**Problem details:**
The data below must be copied in full and without any change.
---
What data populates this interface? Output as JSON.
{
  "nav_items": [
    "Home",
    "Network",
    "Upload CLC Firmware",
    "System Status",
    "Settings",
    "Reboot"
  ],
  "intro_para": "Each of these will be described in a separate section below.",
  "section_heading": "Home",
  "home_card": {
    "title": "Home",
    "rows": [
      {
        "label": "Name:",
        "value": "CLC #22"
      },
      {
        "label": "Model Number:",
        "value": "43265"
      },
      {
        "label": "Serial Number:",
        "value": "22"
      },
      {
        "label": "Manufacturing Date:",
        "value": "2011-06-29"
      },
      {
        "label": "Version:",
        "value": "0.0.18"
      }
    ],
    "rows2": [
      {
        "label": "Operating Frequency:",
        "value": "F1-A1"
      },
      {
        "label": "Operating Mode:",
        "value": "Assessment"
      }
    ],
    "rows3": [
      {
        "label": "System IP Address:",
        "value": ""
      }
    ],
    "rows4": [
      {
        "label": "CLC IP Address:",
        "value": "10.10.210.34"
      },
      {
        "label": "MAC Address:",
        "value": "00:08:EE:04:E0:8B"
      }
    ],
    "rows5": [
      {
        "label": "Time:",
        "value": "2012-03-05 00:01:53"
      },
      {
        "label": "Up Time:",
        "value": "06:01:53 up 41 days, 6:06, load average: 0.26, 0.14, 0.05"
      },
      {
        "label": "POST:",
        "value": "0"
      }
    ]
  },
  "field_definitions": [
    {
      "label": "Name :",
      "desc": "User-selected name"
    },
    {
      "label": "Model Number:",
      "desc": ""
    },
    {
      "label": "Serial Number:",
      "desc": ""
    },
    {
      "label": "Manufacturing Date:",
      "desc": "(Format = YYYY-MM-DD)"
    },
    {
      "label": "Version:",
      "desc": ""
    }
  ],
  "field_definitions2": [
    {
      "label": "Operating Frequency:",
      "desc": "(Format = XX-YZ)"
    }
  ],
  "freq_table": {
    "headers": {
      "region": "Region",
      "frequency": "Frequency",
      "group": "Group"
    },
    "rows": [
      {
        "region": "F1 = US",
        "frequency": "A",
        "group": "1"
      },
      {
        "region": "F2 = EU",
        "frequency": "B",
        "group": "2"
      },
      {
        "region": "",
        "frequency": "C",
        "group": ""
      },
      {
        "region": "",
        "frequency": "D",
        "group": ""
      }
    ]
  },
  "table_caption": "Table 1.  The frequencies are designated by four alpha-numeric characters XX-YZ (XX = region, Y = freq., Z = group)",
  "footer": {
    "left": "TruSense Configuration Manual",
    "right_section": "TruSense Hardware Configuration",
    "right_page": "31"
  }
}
---
**Expected answer:**
What data populates this interface? Output as JSON.
{
  "nav_items": [
    "Home",
    "Network",
    "Upload CLC Firmware",
    "System Status",
    "Settings",
    "Reboot"
  ],
  "intro_para": "Each of these will be described in a separate section below.",
  "section_heading": "Home",
  "home_card": {
    "title": "Home",
    "rows": [
      {
        "label": "Name:",
        "value": "CLC #22"
      },
      {
        "label": "Model Number:",
        "value": "43265"
      },
      {
        "label": "Serial Number:",
        "value": "22"
      },
      {
        "label": "Manufacturing Date:",
        "value": "2011-06-29"
      },
      {
        "label": "Version:",
        "value": "0.0.18"
      }
    ],
    "rows2": [
      {
        "label": "Operating Frequency:",
        "value": "F1-A1"
      },
      {
        "label": "Operating Mode:",
        "value": "Assessment"
      }
    ],
    "rows3": [
      {
        "label": "System IP Address:",
        "value": ""
      }
    ],
    "rows4": [
      {
        "label": "CLC IP Address:",
        "value": "10.10.210.34"
      },
      {
        "label": "MAC Address:",
        "value": "00:08:EE:04:E0:8B"
      }
    ],
    "rows5": [
      {
        "label": "Time:",
        "value": "2012-03-05 00:01:53"
      },
      {
        "label": "Up Time:",
        "value": "06:01:53 up 41 days, 6:06, load average: 0.26, 0.14, 0.05"
      },
      {
        "label": "POST:",
        "value": "0"
      }
    ]
  },
  "field_definitions": [
    {
      "label": "Name :",
      "desc": "User-selected name"
    },
    {
      "label": "Model Number:",
      "desc": ""
    },
    {
      "label": "Serial Number:",
      "desc": ""
    },
    {
      "label": "Manufacturing Date:",
      "desc": "(Format = YYYY-MM-DD)"
    },
    {
      "label": "Version:",
      "desc": ""
    }
  ],
  "field_definitions2": [
    {
      "label": "Operating Frequency:",
      "desc": "(Format = XX-YZ)"
    }
  ],
  "freq_table": {
    "headers": {
      "region": "Region",
      "frequency": "Frequency",
      "group": "Group"
    },
    "rows": [
      {
        "region": "F1 = US",
        "frequency": "A",
        "group": "1"
      },
      {
        "region": "F2 = EU",
        "frequency": "B",
        "group": "2"
      },
      {
        "region": "",
        "frequency": "C",
        "group": ""
      },
      {
        "region": "",
        "frequency": "D",
        "group": ""
      }
    ]
  },
  "table_caption": "Table 1.  The frequencies are designated by four alpha-numeric characters XX-YZ (XX = region, Y = freq., Z = group)",
  "footer": {
    "left": "TruSense Configuration Manual",
    "right_section": "TruSense Hardware Configuration",
    "right_page": "31"
  }
}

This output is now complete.